>> Start

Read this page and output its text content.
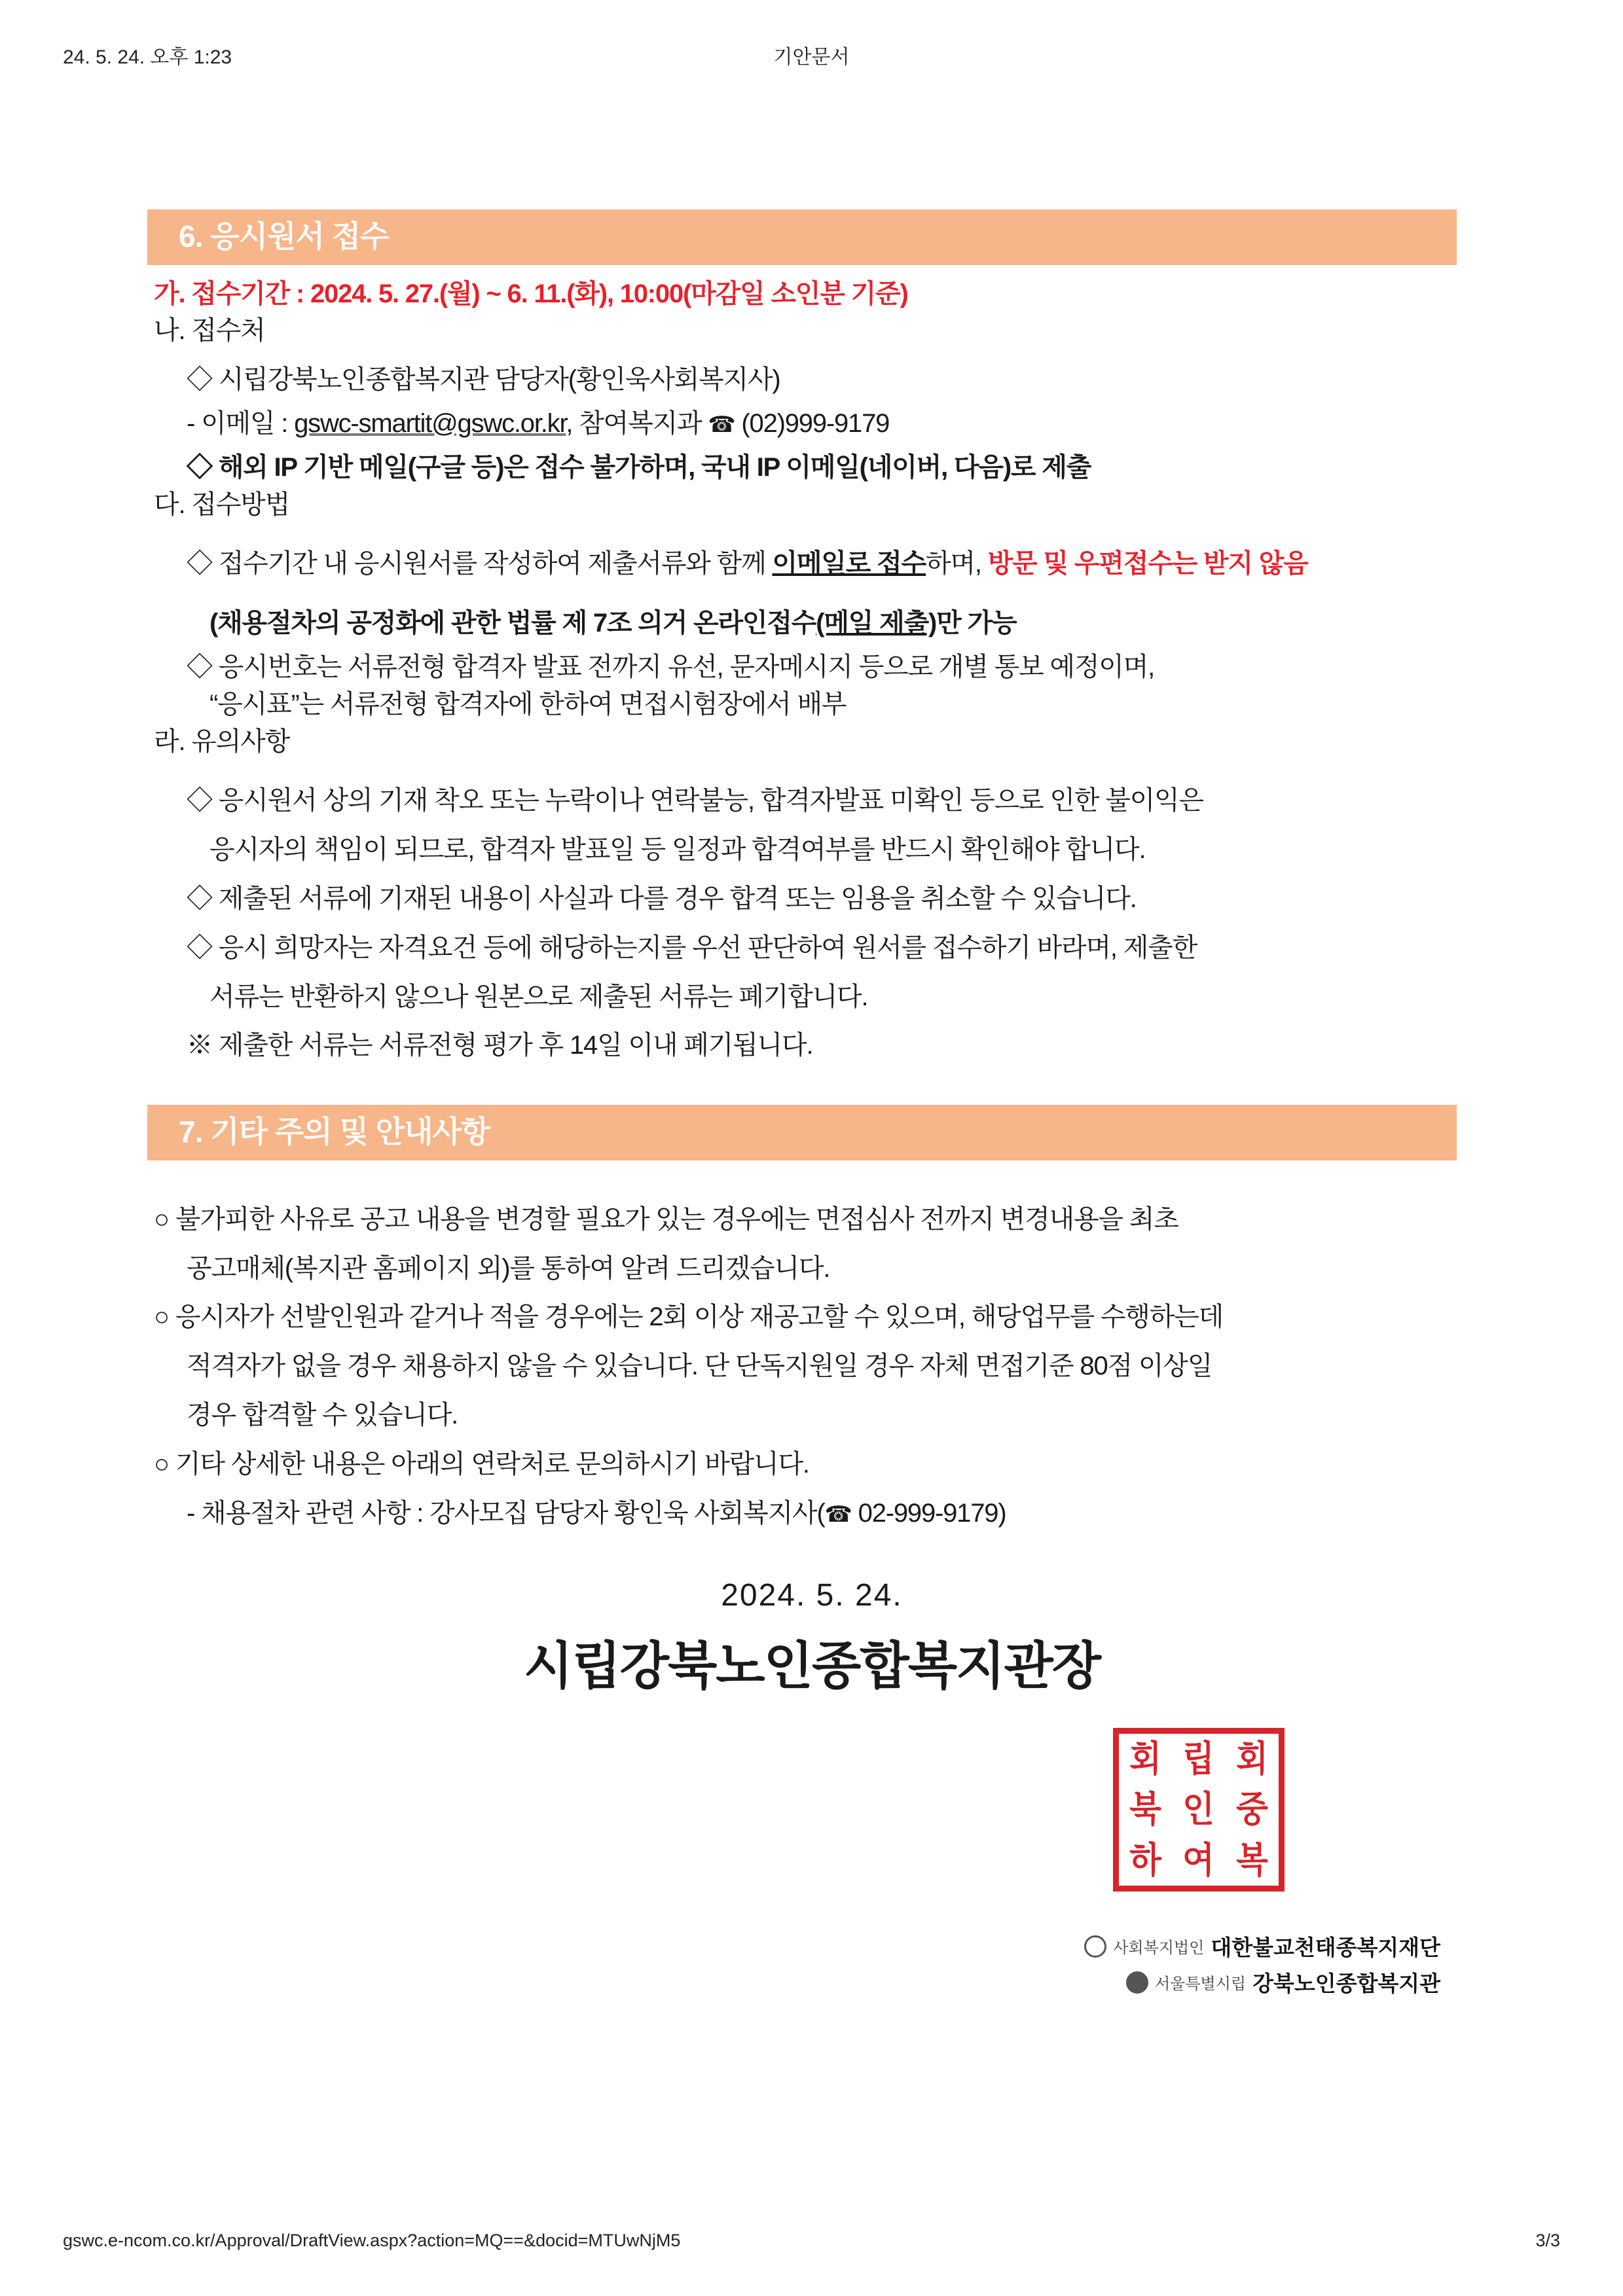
24. 5. 24. 오후 1:23	기안문서
6. 응시원서 접수
가. 접수기간 : 2024. 5. 27.(월) ~ 6. 11.(화), 10:00(마감일 소인분 기준)
나. 접수처
◇ 시립강북노인종합복지관 담당자(황인욱사회복지사)
- 이메일 : gswc-smartit@gswc.or.kr, 참여복지과 ☎ (02)999-9179
◇ 해외 IP 기반 메일(구글 등)은 접수 불가하며, 국내 IP 이메일(네이버, 다음)로 제출
다. 접수방법
◇ 접수기간 내 응시원서를 작성하여 제출서류와 함께 이메일로 접수하며, 방문 및 우편접수는 받지 않음
(채용절차의 공정화에 관한 법률 제 7조 의거 온라인접수(메일 제출)만 가능
◇ 응시번호는 서류전형 합격자 발표 전까지 유선, 문자메시지 등으로 개별 통보 예정이며,
“응시표”는 서류전형 합격자에 한하여 면접시험장에서 배부
라. 유의사항
◇ 응시원서 상의 기재 착오 또는 누락이나 연락불능, 합격자발표 미확인 등으로 인한 불이익은
응시자의 책임이 되므로, 합격자 발표일 등 일정과 합격여부를 반드시 확인해야 합니다.
◇ 제출된 서류에 기재된 내용이 사실과 다를 경우 합격 또는 임용을 취소할 수 있습니다.
◇ 응시 희망자는 자격요건 등에 해당하는지를 우선 판단하여 원서를 접수하기 바라며, 제출한
서류는 반환하지 않으나 원본으로 제출된 서류는 폐기합니다.
※ 제출한 서류는 서류전형 평가 후 14일 이내 폐기됩니다.
7. 기타 주의 및 안내사항
○ 불가피한 사유로 공고 내용을 변경할 필요가 있는 경우에는 면접심사 전까지 변경내용을 최초
공고매체(복지관 홈페이지 외)를 통하여 알려 드리겠습니다.
○ 응시자가 선발인원과 같거나 적을 경우에는 2회 이상 재공고할 수 있으며, 해당업무를 수행하는데
적격자가 없을 경우 채용하지 않을 수 있습니다. 단 단독지원일 경우 자체 면접기준 80점 이상일
경우 합격할 수 있습니다.
○ 기타 상세한 내용은 아래의 연락처로 문의하시기 바랍니다.
- 채용절차 관련 사항 : 강사모집 담당자 황인욱 사회복지사(☎ 02-999-9179)
2024. 5. 24.
시립강북노인종합복지관장
회 립 회
북 인 중
하 여 복
사회복지법인 대한불교천태종복지재단
서울특별시립 강북노인종합복지관
gswc.e-ncom.co.kr/Approval/DraftView.aspx?action=MQ==&docid=MTUwNjM5	3/3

>> End

§ **Requirement**:
Filter the data, keeping only the lines that contain "있습니다".

§ **Correct result**:
◇ 제출된 서류에 기재된 내용이 사실과 다를 경우 합격 또는 임용을 취소할 수 있습니다.
적격자가 없을 경우 채용하지 않을 수 있습니다. 단 단독지원일 경우 자체 면접기준 80점 이상일
경우 합격할 수 있습니다.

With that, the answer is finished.